**CHALLENGE**
Extract every line of the records below without changing a character, and leave the pictures out of your answer.

*** DATA FOR PROCESSING

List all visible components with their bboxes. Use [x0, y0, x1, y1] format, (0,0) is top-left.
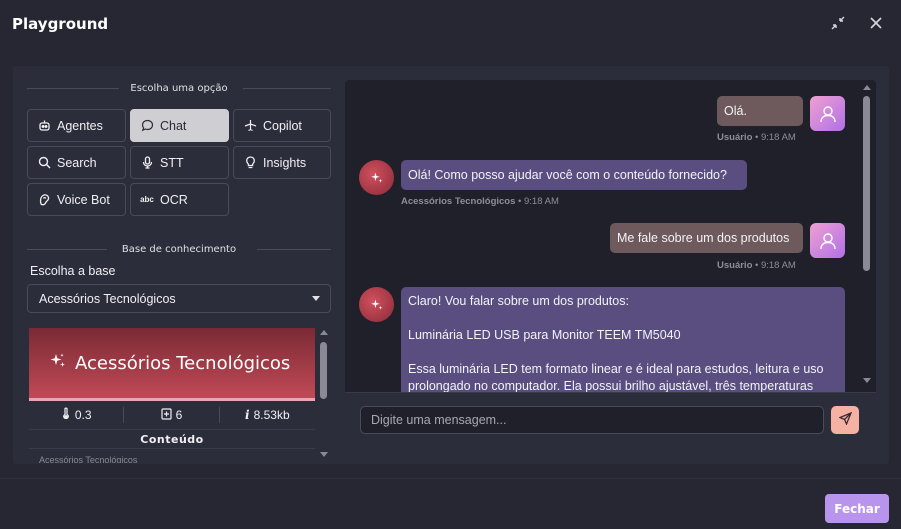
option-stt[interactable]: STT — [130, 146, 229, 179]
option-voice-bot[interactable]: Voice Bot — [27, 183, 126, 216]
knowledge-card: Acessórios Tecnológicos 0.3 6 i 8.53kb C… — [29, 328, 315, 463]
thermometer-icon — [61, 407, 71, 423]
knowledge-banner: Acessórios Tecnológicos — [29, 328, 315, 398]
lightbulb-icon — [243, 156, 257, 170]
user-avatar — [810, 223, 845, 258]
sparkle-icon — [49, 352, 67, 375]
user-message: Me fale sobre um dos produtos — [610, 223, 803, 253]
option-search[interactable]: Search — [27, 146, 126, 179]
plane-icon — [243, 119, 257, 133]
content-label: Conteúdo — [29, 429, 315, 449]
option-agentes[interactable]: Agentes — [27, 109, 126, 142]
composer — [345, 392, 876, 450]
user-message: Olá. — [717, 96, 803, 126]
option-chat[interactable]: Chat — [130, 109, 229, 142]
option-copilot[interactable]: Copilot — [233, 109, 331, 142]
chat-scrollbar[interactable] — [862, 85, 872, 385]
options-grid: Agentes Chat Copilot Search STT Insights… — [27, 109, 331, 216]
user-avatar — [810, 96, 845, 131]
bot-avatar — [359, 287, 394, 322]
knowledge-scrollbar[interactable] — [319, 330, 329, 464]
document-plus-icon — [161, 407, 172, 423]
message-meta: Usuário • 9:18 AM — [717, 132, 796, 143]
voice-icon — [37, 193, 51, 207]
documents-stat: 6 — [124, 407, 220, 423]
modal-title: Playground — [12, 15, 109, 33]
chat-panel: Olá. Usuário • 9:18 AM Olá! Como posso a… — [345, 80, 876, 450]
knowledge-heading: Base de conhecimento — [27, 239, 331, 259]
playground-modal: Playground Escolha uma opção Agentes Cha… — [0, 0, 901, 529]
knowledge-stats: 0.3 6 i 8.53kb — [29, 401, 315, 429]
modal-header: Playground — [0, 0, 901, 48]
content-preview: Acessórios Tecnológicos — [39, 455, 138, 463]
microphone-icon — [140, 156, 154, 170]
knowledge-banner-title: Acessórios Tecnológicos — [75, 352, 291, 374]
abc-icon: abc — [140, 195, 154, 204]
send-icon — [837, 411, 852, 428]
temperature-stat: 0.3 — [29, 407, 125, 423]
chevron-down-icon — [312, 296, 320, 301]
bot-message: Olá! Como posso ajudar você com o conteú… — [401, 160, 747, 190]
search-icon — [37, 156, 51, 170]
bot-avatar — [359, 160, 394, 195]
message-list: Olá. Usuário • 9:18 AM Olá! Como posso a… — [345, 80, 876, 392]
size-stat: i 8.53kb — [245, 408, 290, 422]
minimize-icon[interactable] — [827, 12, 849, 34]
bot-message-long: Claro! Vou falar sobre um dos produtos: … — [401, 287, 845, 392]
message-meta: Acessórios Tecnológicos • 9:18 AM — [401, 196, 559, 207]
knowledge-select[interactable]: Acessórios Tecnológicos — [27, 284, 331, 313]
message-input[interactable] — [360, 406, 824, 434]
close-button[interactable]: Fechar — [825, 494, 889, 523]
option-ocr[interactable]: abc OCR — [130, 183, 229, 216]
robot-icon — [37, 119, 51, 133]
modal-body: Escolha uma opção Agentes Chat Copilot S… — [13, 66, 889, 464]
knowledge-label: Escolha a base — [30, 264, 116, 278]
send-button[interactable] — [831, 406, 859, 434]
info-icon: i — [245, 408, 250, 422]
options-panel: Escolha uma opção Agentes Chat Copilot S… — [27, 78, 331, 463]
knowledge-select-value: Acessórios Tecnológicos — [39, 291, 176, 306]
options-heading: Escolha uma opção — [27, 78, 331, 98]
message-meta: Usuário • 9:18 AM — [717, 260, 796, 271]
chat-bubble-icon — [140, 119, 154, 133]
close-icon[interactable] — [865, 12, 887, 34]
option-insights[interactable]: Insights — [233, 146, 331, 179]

******

**TASK ANSWER**
List all visible components with their bboxes. Use [x0, y0, x1, y1] format, (0,0) is top-left.
option-stt[interactable]: STT — [130, 146, 229, 179]
option-voice-bot[interactable]: Voice Bot — [27, 183, 126, 216]
knowledge-card: Acessórios Tecnológicos 0.3 6 i 8.53kb C… — [29, 328, 315, 463]
thermometer-icon — [61, 407, 71, 423]
knowledge-banner: Acessórios Tecnológicos — [29, 328, 315, 398]
lightbulb-icon — [243, 156, 257, 170]
user-avatar — [810, 223, 845, 258]
sparkle-icon — [49, 352, 67, 375]
user-message: Me fale sobre um dos produtos — [610, 223, 803, 253]
option-search[interactable]: Search — [27, 146, 126, 179]
plane-icon — [243, 119, 257, 133]
content-label: Conteúdo — [29, 429, 315, 449]
option-agentes[interactable]: Agentes — [27, 109, 126, 142]
composer — [345, 392, 876, 450]
user-message: Olá. — [717, 96, 803, 126]
option-chat[interactable]: Chat — [130, 109, 229, 142]
option-copilot[interactable]: Copilot — [233, 109, 331, 142]
chat-scrollbar[interactable] — [862, 85, 872, 385]
options-grid: Agentes Chat Copilot Search STT Insights… — [27, 109, 331, 216]
user-avatar — [810, 96, 845, 131]
bot-avatar — [359, 287, 394, 322]
knowledge-scrollbar[interactable] — [319, 330, 329, 464]
document-plus-icon — [161, 407, 172, 423]
message-meta: Usuário • 9:18 AM — [717, 132, 796, 143]
voice-icon — [37, 193, 51, 207]
documents-stat: 6 — [124, 407, 220, 423]
modal-title: Playground — [12, 15, 109, 33]
chat-panel: Olá. Usuário • 9:18 AM Olá! Como posso a… — [345, 80, 876, 450]
knowledge-heading: Base de conhecimento — [27, 239, 331, 259]
playground-modal: Playground Escolha uma opção Agentes Cha… — [0, 0, 901, 529]
knowledge-stats: 0.3 6 i 8.53kb — [29, 401, 315, 429]
modal-header: Playground — [0, 0, 901, 48]
content-preview: Acessórios Tecnológicos — [39, 455, 138, 463]
microphone-icon — [140, 156, 154, 170]
knowledge-banner-title: Acessórios Tecnológicos — [75, 352, 291, 374]
abc-icon: abc — [140, 195, 154, 204]
send-icon — [837, 411, 852, 428]
temperature-stat: 0.3 — [29, 407, 125, 423]
chevron-down-icon — [312, 296, 320, 301]
bot-message: Olá! Como posso ajudar você com o conteú… — [401, 160, 747, 190]
search-icon — [37, 156, 51, 170]
bot-avatar — [359, 160, 394, 195]
message-list: Olá. Usuário • 9:18 AM Olá! Como posso a… — [345, 80, 876, 392]
size-stat: i 8.53kb — [245, 408, 290, 422]
minimize-icon[interactable] — [827, 12, 849, 34]
bot-message-long: Claro! Vou falar sobre um dos produtos: … — [401, 287, 845, 392]
message-meta: Acessórios Tecnológicos • 9:18 AM — [401, 196, 559, 207]
knowledge-select[interactable]: Acessórios Tecnológicos — [27, 284, 331, 313]
message-input[interactable] — [360, 406, 824, 434]
close-button[interactable]: Fechar — [825, 494, 889, 523]
option-ocr[interactable]: abc OCR — [130, 183, 229, 216]
robot-icon — [37, 119, 51, 133]
modal-body: Escolha uma opção Agentes Chat Copilot S… — [13, 66, 889, 464]
knowledge-label: Escolha a base — [30, 264, 116, 278]
send-button[interactable] — [831, 406, 859, 434]
info-icon: i — [245, 408, 250, 422]
options-panel: Escolha uma opção Agentes Chat Copilot S… — [27, 78, 331, 463]
knowledge-select-value: Acessórios Tecnológicos — [39, 291, 176, 306]
options-heading: Escolha uma opção — [27, 78, 331, 98]
message-meta: Usuário • 9:18 AM — [717, 260, 796, 271]
chat-bubble-icon — [140, 119, 154, 133]
close-icon[interactable] — [865, 12, 887, 34]
option-insights[interactable]: Insights — [233, 146, 331, 179]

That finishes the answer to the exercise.